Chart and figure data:

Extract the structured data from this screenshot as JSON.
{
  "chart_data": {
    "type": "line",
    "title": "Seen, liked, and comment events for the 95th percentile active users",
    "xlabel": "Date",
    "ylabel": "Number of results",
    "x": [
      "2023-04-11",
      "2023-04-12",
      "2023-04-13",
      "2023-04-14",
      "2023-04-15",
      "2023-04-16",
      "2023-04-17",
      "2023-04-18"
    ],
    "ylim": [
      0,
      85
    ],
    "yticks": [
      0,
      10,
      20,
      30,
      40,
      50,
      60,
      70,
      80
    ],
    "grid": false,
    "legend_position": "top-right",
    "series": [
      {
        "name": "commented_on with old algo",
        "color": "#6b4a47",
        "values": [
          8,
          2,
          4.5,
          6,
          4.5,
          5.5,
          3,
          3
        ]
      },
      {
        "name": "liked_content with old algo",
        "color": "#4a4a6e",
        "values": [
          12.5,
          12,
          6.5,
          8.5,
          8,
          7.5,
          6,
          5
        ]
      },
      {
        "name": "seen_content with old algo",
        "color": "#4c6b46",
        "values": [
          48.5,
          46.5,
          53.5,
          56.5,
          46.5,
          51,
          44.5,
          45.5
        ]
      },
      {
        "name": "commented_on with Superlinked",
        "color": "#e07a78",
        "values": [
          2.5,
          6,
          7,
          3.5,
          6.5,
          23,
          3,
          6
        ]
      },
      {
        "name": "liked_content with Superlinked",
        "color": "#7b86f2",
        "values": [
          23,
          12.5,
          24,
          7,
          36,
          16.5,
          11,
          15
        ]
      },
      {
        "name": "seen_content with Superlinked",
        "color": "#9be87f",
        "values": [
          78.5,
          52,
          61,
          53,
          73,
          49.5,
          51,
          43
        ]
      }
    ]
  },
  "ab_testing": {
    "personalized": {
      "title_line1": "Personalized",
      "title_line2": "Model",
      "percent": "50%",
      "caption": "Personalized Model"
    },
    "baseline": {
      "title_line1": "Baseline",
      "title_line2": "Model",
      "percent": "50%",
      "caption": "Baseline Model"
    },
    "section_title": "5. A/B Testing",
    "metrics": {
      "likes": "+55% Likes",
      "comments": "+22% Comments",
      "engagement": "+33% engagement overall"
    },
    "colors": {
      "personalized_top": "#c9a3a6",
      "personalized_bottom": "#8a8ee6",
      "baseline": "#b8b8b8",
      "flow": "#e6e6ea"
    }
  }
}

▶ WHAT YOU NEED TO DO: Output every entry shown above, exactly.

▶ PROBLEM SOLUTION:
Extract the structured data from this screenshot as JSON.
{
  "chart_data": {
    "type": "line",
    "title": "Seen, liked, and comment events for the 95th percentile active users",
    "xlabel": "Date",
    "ylabel": "Number of results",
    "x": [
      "2023-04-11",
      "2023-04-12",
      "2023-04-13",
      "2023-04-14",
      "2023-04-15",
      "2023-04-16",
      "2023-04-17",
      "2023-04-18"
    ],
    "ylim": [
      0,
      85
    ],
    "yticks": [
      0,
      10,
      20,
      30,
      40,
      50,
      60,
      70,
      80
    ],
    "grid": false,
    "legend_position": "top-right",
    "series": [
      {
        "name": "commented_on with old algo",
        "color": "#6b4a47",
        "values": [
          8,
          2,
          4.5,
          6,
          4.5,
          5.5,
          3,
          3
        ]
      },
      {
        "name": "liked_content with old algo",
        "color": "#4a4a6e",
        "values": [
          12.5,
          12,
          6.5,
          8.5,
          8,
          7.5,
          6,
          5
        ]
      },
      {
        "name": "seen_content with old algo",
        "color": "#4c6b46",
        "values": [
          48.5,
          46.5,
          53.5,
          56.5,
          46.5,
          51,
          44.5,
          45.5
        ]
      },
      {
        "name": "commented_on with Superlinked",
        "color": "#e07a78",
        "values": [
          2.5,
          6,
          7,
          3.5,
          6.5,
          23,
          3,
          6
        ]
      },
      {
        "name": "liked_content with Superlinked",
        "color": "#7b86f2",
        "values": [
          23,
          12.5,
          24,
          7,
          36,
          16.5,
          11,
          15
        ]
      },
      {
        "name": "seen_content with Superlinked",
        "color": "#9be87f",
        "values": [
          78.5,
          52,
          61,
          53,
          73,
          49.5,
          51,
          43
        ]
      }
    ]
  },
  "ab_testing": {
    "personalized": {
      "title_line1": "Personalized",
      "title_line2": "Model",
      "percent": "50%",
      "caption": "Personalized Model"
    },
    "baseline": {
      "title_line1": "Baseline",
      "title_line2": "Model",
      "percent": "50%",
      "caption": "Baseline Model"
    },
    "section_title": "5. A/B Testing",
    "metrics": {
      "likes": "+55% Likes",
      "comments": "+22% Comments",
      "engagement": "+33% engagement overall"
    },
    "colors": {
      "personalized_top": "#c9a3a6",
      "personalized_bottom": "#8a8ee6",
      "baseline": "#b8b8b8",
      "flow": "#e6e6ea"
    }
  }
}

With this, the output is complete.